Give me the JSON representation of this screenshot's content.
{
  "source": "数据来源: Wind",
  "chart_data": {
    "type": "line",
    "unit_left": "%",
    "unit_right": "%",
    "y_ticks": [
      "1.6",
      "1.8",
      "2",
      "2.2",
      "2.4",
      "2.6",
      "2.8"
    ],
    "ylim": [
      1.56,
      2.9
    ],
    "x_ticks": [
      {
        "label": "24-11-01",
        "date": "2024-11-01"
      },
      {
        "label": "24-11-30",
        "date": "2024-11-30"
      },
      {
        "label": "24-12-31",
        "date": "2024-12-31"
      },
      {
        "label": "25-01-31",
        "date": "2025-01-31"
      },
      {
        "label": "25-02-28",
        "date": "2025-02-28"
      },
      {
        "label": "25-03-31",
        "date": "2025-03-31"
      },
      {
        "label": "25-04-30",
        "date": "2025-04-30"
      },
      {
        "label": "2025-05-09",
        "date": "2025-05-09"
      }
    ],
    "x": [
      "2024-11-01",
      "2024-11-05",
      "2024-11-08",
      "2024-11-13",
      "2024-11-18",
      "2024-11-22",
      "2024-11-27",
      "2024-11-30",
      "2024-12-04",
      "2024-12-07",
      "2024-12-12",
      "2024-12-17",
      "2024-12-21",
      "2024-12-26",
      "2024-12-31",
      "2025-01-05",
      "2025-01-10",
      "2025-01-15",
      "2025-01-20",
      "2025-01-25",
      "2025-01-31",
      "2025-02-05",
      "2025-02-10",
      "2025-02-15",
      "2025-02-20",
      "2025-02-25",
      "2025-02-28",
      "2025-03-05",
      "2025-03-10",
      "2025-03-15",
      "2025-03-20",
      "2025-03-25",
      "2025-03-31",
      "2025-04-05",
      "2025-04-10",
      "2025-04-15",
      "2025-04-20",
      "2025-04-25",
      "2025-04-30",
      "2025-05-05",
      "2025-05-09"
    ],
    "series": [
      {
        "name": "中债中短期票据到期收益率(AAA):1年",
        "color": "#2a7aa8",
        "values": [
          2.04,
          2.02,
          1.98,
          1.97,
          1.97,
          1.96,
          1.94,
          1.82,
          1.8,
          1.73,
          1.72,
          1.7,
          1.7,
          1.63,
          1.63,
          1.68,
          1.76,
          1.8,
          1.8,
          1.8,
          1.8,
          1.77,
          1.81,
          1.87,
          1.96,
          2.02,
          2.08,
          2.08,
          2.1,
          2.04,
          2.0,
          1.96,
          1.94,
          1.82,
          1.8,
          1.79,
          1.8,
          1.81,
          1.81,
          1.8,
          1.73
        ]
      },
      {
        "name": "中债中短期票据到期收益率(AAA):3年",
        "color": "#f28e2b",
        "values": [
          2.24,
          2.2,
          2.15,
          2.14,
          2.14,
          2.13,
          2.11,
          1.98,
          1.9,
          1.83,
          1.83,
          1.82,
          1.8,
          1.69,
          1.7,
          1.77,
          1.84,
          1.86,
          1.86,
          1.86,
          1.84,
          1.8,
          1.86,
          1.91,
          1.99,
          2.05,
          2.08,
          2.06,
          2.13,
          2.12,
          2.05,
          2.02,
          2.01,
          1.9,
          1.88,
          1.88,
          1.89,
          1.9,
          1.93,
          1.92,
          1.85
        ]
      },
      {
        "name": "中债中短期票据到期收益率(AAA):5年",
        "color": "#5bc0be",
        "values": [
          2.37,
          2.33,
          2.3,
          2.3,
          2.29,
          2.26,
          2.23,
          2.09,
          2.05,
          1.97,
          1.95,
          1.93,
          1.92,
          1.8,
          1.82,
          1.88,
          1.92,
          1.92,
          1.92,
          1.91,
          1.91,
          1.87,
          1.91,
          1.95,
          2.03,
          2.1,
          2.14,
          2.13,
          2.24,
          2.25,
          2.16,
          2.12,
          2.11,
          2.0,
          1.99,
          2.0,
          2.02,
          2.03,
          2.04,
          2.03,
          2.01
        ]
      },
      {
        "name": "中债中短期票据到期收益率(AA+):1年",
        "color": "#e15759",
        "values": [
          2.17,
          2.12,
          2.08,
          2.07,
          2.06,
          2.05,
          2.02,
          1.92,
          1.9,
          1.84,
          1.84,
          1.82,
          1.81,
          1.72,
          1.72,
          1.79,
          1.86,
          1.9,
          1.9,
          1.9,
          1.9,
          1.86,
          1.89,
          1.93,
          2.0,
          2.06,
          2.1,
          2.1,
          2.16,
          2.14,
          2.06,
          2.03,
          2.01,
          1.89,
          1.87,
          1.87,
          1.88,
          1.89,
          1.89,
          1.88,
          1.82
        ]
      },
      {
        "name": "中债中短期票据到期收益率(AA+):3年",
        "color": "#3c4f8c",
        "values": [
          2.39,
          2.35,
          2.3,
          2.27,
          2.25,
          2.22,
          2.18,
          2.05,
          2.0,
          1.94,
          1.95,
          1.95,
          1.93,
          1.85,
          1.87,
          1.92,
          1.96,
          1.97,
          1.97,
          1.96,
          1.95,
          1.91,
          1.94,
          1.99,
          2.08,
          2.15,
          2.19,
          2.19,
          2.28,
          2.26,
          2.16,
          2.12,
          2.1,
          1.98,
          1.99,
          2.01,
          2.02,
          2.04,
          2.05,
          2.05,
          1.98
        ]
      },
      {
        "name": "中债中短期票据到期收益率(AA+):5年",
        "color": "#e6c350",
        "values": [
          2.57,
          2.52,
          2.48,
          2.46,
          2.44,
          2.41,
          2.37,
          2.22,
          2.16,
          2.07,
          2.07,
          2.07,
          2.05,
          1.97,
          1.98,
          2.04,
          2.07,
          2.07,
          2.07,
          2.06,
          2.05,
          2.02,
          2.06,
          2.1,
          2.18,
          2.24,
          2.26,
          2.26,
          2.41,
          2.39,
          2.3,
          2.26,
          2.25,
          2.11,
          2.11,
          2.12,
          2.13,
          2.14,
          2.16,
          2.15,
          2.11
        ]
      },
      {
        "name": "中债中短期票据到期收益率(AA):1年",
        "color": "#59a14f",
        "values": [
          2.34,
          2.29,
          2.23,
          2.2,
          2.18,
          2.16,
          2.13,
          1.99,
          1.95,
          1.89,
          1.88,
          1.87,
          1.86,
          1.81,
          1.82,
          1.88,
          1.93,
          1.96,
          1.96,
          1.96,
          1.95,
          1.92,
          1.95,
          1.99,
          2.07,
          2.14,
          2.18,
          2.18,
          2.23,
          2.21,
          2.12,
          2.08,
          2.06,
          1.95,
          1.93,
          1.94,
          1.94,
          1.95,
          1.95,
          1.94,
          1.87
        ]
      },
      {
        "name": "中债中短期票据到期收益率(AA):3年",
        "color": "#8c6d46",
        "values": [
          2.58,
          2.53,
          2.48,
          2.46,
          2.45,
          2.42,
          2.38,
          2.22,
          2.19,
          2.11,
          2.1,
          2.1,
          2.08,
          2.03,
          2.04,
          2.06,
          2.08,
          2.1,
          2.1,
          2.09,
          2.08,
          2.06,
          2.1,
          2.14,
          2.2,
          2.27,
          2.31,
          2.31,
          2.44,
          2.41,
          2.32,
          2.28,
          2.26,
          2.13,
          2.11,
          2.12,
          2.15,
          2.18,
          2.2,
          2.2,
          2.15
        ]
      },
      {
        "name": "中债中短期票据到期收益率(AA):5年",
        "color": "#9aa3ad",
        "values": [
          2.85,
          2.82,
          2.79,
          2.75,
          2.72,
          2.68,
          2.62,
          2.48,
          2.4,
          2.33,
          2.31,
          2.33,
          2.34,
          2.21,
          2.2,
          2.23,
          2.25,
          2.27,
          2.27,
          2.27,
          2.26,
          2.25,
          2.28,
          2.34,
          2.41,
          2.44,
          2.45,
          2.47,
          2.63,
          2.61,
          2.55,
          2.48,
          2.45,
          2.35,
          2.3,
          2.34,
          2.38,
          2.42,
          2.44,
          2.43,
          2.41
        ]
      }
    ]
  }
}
----
Work to do: Copy out all lines that carry the word "color".

Result below:
        "color": "#2a7aa8",
        "color": "#f28e2b",
        "color": "#5bc0be",
        "color": "#e15759",
        "color": "#3c4f8c",
        "color": "#e6c350",
        "color": "#59a14f",
        "color": "#8c6d46",
        "color": "#9aa3ad",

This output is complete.